§ Data supplied:
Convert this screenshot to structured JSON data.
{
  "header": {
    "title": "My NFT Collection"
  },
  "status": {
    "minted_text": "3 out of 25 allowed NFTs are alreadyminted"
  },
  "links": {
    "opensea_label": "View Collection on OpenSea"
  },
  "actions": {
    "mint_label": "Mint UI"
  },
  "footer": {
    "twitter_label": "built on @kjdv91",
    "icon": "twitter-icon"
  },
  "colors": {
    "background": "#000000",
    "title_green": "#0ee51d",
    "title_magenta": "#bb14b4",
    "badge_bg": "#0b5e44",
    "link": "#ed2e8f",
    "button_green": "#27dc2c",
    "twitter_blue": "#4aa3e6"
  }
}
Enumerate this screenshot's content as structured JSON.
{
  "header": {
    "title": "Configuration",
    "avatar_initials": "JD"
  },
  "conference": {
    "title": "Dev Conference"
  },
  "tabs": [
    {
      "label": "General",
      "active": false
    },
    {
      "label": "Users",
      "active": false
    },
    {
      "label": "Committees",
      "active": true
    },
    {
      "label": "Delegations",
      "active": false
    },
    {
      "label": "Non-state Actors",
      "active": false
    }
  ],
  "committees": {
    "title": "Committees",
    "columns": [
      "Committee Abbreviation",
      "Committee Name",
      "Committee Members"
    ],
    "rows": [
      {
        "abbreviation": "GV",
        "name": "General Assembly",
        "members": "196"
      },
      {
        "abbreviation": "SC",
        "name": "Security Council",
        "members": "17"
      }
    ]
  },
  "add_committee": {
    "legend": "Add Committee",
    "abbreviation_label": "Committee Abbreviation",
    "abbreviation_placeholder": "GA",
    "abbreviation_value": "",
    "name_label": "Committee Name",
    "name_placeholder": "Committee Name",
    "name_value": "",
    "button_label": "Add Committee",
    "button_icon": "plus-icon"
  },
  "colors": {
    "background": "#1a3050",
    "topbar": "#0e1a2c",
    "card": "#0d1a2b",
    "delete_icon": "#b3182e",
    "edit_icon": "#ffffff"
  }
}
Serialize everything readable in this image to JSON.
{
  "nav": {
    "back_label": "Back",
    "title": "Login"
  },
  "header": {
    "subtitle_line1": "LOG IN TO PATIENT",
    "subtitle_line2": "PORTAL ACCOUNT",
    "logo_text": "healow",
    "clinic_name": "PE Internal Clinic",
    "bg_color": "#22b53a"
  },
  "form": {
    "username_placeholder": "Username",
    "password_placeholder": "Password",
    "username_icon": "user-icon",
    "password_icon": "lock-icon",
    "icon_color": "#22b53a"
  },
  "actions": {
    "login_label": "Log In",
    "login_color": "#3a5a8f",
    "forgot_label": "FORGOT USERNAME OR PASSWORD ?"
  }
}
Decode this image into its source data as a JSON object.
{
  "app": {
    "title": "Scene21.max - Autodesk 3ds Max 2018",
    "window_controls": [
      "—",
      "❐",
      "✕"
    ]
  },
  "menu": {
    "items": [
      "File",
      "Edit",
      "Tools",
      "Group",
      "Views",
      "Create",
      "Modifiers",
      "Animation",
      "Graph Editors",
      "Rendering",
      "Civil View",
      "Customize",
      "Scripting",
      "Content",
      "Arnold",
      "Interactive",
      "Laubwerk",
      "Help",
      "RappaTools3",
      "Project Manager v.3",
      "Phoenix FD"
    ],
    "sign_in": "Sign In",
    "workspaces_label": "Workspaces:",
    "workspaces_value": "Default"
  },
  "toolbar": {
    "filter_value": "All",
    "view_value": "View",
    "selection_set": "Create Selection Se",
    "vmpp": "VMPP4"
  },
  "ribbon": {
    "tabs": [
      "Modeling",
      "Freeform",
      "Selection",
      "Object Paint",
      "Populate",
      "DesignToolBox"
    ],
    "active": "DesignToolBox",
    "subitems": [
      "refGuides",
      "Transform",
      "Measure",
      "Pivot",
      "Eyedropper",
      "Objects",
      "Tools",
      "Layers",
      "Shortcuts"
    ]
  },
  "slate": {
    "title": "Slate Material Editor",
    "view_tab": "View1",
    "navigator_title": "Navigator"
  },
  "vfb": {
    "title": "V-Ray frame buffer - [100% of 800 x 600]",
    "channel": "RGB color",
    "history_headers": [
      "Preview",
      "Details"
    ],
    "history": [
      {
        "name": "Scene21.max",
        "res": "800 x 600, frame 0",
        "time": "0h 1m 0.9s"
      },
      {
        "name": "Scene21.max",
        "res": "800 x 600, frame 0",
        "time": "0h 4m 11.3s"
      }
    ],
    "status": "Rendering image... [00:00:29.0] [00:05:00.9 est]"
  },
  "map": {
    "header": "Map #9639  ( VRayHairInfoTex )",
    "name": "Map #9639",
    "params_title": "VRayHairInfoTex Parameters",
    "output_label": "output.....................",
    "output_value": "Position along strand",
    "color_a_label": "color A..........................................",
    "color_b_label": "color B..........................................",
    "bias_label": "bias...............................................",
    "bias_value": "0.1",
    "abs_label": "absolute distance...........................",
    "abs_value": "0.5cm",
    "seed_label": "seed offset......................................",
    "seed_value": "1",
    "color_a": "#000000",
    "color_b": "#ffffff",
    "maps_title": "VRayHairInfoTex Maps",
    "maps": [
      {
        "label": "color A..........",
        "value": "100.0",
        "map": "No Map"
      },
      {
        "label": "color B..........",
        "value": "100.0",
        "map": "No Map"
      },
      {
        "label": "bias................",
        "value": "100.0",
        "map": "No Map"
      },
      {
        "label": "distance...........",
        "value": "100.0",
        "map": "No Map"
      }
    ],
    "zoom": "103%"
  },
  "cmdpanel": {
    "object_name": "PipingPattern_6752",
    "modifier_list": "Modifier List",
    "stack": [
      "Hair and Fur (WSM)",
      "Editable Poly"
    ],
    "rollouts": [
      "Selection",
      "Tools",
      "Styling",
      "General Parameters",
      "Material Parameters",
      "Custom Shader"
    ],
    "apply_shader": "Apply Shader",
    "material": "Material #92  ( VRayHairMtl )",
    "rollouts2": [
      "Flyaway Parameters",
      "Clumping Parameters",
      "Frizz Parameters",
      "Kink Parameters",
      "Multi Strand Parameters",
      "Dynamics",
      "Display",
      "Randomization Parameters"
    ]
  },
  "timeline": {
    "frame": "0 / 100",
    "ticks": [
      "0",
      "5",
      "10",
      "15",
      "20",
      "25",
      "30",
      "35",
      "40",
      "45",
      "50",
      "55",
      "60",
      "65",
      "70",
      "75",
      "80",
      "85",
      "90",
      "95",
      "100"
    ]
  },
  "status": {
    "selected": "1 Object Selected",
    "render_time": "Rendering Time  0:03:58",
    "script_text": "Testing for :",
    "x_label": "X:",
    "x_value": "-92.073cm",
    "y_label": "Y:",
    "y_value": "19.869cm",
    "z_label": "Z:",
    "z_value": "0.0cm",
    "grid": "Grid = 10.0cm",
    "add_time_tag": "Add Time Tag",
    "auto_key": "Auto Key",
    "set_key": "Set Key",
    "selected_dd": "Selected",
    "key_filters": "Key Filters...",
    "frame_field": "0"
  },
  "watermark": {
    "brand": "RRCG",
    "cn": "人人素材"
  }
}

§ Directions: Check all the records above and select each line where the string "JSON" is found.

§ Solution to this problem:
Convert this screenshot to structured JSON data.
Enumerate this screenshot's content as structured JSON.
Serialize everything readable in this image to JSON.
Decode this image into its source data as a JSON object.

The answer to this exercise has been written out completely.